> _RECORD LIST_:
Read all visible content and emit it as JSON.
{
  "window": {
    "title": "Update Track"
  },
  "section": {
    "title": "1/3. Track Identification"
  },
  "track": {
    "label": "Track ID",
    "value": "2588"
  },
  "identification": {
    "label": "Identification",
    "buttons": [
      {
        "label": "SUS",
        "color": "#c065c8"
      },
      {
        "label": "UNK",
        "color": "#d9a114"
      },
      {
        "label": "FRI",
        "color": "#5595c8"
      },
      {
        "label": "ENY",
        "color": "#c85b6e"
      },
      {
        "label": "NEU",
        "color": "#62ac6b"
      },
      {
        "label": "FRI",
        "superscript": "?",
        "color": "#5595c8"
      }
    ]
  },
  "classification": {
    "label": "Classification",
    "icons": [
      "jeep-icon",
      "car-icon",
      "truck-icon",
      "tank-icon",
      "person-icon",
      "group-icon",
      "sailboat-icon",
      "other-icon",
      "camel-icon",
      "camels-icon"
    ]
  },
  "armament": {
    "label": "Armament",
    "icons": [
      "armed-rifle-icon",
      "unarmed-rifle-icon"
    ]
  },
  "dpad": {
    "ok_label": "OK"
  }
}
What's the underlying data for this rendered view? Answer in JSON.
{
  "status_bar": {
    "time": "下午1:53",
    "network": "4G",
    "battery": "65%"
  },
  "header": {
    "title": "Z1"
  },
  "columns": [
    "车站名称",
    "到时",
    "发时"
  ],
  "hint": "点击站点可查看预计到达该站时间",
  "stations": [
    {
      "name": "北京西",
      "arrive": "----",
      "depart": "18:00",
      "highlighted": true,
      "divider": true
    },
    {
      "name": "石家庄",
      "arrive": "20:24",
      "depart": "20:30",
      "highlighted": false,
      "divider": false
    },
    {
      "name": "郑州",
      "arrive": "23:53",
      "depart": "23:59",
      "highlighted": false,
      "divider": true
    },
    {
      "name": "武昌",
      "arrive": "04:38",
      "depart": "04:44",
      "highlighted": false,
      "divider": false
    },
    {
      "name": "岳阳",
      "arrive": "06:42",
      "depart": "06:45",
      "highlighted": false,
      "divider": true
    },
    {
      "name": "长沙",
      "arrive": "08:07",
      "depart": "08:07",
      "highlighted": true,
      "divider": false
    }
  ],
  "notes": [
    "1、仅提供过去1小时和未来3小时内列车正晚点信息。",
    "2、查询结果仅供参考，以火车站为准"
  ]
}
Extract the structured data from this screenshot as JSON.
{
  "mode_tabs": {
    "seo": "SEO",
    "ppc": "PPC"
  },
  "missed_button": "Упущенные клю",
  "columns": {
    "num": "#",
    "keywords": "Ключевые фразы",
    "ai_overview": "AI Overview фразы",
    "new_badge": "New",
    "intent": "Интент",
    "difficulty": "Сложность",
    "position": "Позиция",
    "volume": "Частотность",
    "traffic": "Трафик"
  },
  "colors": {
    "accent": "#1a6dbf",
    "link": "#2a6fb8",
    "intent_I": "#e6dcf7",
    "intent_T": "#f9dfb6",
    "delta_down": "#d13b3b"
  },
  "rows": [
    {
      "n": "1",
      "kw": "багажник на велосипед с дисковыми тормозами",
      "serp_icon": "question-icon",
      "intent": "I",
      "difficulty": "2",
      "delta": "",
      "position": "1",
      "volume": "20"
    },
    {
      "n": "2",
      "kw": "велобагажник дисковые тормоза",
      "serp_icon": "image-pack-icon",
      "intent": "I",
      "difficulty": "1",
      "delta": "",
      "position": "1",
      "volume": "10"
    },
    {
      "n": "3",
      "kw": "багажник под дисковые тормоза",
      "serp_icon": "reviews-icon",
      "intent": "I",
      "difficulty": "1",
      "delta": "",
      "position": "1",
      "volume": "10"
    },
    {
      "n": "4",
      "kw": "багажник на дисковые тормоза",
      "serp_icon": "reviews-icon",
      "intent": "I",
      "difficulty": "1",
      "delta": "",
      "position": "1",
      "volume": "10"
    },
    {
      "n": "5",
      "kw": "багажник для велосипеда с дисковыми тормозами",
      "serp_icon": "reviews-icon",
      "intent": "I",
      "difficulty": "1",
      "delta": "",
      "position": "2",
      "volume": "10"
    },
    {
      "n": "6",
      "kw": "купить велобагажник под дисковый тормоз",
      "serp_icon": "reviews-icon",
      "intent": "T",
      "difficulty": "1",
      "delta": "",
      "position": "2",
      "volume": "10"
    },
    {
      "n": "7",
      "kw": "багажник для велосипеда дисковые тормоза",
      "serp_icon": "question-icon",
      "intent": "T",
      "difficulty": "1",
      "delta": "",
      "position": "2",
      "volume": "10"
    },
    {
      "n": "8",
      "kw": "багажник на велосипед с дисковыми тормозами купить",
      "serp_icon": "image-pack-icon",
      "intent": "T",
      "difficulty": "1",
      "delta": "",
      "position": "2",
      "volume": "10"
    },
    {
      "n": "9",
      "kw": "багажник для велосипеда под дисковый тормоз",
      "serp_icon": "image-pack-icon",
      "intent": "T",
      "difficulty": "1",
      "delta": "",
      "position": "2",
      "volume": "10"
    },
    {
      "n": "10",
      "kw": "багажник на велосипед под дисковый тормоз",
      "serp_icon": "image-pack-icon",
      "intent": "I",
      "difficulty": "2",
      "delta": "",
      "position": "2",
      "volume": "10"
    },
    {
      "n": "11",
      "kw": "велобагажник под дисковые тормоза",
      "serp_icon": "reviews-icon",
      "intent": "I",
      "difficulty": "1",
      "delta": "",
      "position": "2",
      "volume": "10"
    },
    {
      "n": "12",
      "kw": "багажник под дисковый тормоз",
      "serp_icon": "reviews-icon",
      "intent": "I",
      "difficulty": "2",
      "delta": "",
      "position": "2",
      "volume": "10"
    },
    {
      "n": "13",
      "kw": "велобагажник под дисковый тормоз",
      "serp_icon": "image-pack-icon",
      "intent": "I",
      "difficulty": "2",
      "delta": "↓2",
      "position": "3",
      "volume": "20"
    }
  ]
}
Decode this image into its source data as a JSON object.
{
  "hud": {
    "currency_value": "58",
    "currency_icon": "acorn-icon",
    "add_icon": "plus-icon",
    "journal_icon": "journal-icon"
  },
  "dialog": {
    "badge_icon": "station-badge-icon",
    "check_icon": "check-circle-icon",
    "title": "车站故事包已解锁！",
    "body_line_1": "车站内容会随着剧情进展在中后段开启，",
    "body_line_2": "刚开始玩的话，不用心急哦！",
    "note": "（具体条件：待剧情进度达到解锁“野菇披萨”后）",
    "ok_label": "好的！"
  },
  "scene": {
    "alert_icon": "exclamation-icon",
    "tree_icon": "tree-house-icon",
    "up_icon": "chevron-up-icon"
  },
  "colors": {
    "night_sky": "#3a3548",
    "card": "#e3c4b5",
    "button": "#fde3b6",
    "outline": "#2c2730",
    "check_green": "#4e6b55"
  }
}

> _SET TASK_:
Write the data out again in full and exactly.

> _ANSWER TO THIS TASK_:
Read all visible content and emit it as JSON.
{
  "window": {
    "title": "Update Track"
  },
  "section": {
    "title": "1/3. Track Identification"
  },
  "track": {
    "label": "Track ID",
    "value": "2588"
  },
  "identification": {
    "label": "Identification",
    "buttons": [
      {
        "label": "SUS",
        "color": "#c065c8"
      },
      {
        "label": "UNK",
        "color": "#d9a114"
      },
      {
        "label": "FRI",
        "color": "#5595c8"
      },
      {
        "label": "ENY",
        "color": "#c85b6e"
      },
      {
        "label": "NEU",
        "color": "#62ac6b"
      },
      {
        "label": "FRI",
        "superscript": "?",
        "color": "#5595c8"
      }
    ]
  },
  "classification": {
    "label": "Classification",
    "icons": [
      "jeep-icon",
      "car-icon",
      "truck-icon",
      "tank-icon",
      "person-icon",
      "group-icon",
      "sailboat-icon",
      "other-icon",
      "camel-icon",
      "camels-icon"
    ]
  },
  "armament": {
    "label": "Armament",
    "icons": [
      "armed-rifle-icon",
      "unarmed-rifle-icon"
    ]
  },
  "dpad": {
    "ok_label": "OK"
  }
}
What's the underlying data for this rendered view? Answer in JSON.
{
  "status_bar": {
    "time": "下午1:53",
    "network": "4G",
    "battery": "65%"
  },
  "header": {
    "title": "Z1"
  },
  "columns": [
    "车站名称",
    "到时",
    "发时"
  ],
  "hint": "点击站点可查看预计到达该站时间",
  "stations": [
    {
      "name": "北京西",
      "arrive": "----",
      "depart": "18:00",
      "highlighted": true,
      "divider": true
    },
    {
      "name": "石家庄",
      "arrive": "20:24",
      "depart": "20:30",
      "highlighted": false,
      "divider": false
    },
    {
      "name": "郑州",
      "arrive": "23:53",
      "depart": "23:59",
      "highlighted": false,
      "divider": true
    },
    {
      "name": "武昌",
      "arrive": "04:38",
      "depart": "04:44",
      "highlighted": false,
      "divider": false
    },
    {
      "name": "岳阳",
      "arrive": "06:42",
      "depart": "06:45",
      "highlighted": false,
      "divider": true
    },
    {
      "name": "长沙",
      "arrive": "08:07",
      "depart": "08:07",
      "highlighted": true,
      "divider": false
    }
  ],
  "notes": [
    "1、仅提供过去1小时和未来3小时内列车正晚点信息。",
    "2、查询结果仅供参考，以火车站为准"
  ]
}
Extract the structured data from this screenshot as JSON.
{
  "mode_tabs": {
    "seo": "SEO",
    "ppc": "PPC"
  },
  "missed_button": "Упущенные клю",
  "columns": {
    "num": "#",
    "keywords": "Ключевые фразы",
    "ai_overview": "AI Overview фразы",
    "new_badge": "New",
    "intent": "Интент",
    "difficulty": "Сложность",
    "position": "Позиция",
    "volume": "Частотность",
    "traffic": "Трафик"
  },
  "colors": {
    "accent": "#1a6dbf",
    "link": "#2a6fb8",
    "intent_I": "#e6dcf7",
    "intent_T": "#f9dfb6",
    "delta_down": "#d13b3b"
  },
  "rows": [
    {
      "n": "1",
      "kw": "багажник на велосипед с дисковыми тормозами",
      "serp_icon": "question-icon",
      "intent": "I",
      "difficulty": "2",
      "delta": "",
      "position": "1",
      "volume": "20"
    },
    {
      "n": "2",
      "kw": "велобагажник дисковые тормоза",
      "serp_icon": "image-pack-icon",
      "intent": "I",
      "difficulty": "1",
      "delta": "",
      "position": "1",
      "volume": "10"
    },
    {
      "n": "3",
      "kw": "багажник под дисковые тормоза",
      "serp_icon": "reviews-icon",
      "intent": "I",
      "difficulty": "1",
      "delta": "",
      "position": "1",
      "volume": "10"
    },
    {
      "n": "4",
      "kw": "багажник на дисковые тормоза",
      "serp_icon": "reviews-icon",
      "intent": "I",
      "difficulty": "1",
      "delta": "",
      "position": "1",
      "volume": "10"
    },
    {
      "n": "5",
      "kw": "багажник для велосипеда с дисковыми тормозами",
      "serp_icon": "reviews-icon",
      "intent": "I",
      "difficulty": "1",
      "delta": "",
      "position": "2",
      "volume": "10"
    },
    {
      "n": "6",
      "kw": "купить велобагажник под дисковый тормоз",
      "serp_icon": "reviews-icon",
      "intent": "T",
      "difficulty": "1",
      "delta": "",
      "position": "2",
      "volume": "10"
    },
    {
      "n": "7",
      "kw": "багажник для велосипеда дисковые тормоза",
      "serp_icon": "question-icon",
      "intent": "T",
      "difficulty": "1",
      "delta": "",
      "position": "2",
      "volume": "10"
    },
    {
      "n": "8",
      "kw": "багажник на велосипед с дисковыми тормозами купить",
      "serp_icon": "image-pack-icon",
      "intent": "T",
      "difficulty": "1",
      "delta": "",
      "position": "2",
      "volume": "10"
    },
    {
      "n": "9",
      "kw": "багажник для велосипеда под дисковый тормоз",
      "serp_icon": "image-pack-icon",
      "intent": "T",
      "difficulty": "1",
      "delta": "",
      "position": "2",
      "volume": "10"
    },
    {
      "n": "10",
      "kw": "багажник на велосипед под дисковый тормоз",
      "serp_icon": "image-pack-icon",
      "intent": "I",
      "difficulty": "2",
      "delta": "",
      "position": "2",
      "volume": "10"
    },
    {
      "n": "11",
      "kw": "велобагажник под дисковые тормоза",
      "serp_icon": "reviews-icon",
      "intent": "I",
      "difficulty": "1",
      "delta": "",
      "position": "2",
      "volume": "10"
    },
    {
      "n": "12",
      "kw": "багажник под дисковый тормоз",
      "serp_icon": "reviews-icon",
      "intent": "I",
      "difficulty": "2",
      "delta": "",
      "position": "2",
      "volume": "10"
    },
    {
      "n": "13",
      "kw": "велобагажник под дисковый тормоз",
      "serp_icon": "image-pack-icon",
      "intent": "I",
      "difficulty": "2",
      "delta": "↓2",
      "position": "3",
      "volume": "20"
    }
  ]
}
Decode this image into its source data as a JSON object.
{
  "hud": {
    "currency_value": "58",
    "currency_icon": "acorn-icon",
    "add_icon": "plus-icon",
    "journal_icon": "journal-icon"
  },
  "dialog": {
    "badge_icon": "station-badge-icon",
    "check_icon": "check-circle-icon",
    "title": "车站故事包已解锁！",
    "body_line_1": "车站内容会随着剧情进展在中后段开启，",
    "body_line_2": "刚开始玩的话，不用心急哦！",
    "note": "（具体条件：待剧情进度达到解锁“野菇披萨”后）",
    "ok_label": "好的！"
  },
  "scene": {
    "alert_icon": "exclamation-icon",
    "tree_icon": "tree-house-icon",
    "up_icon": "chevron-up-icon"
  },
  "colors": {
    "night_sky": "#3a3548",
    "card": "#e3c4b5",
    "button": "#fde3b6",
    "outline": "#2c2730",
    "check_green": "#4e6b55"
  }
}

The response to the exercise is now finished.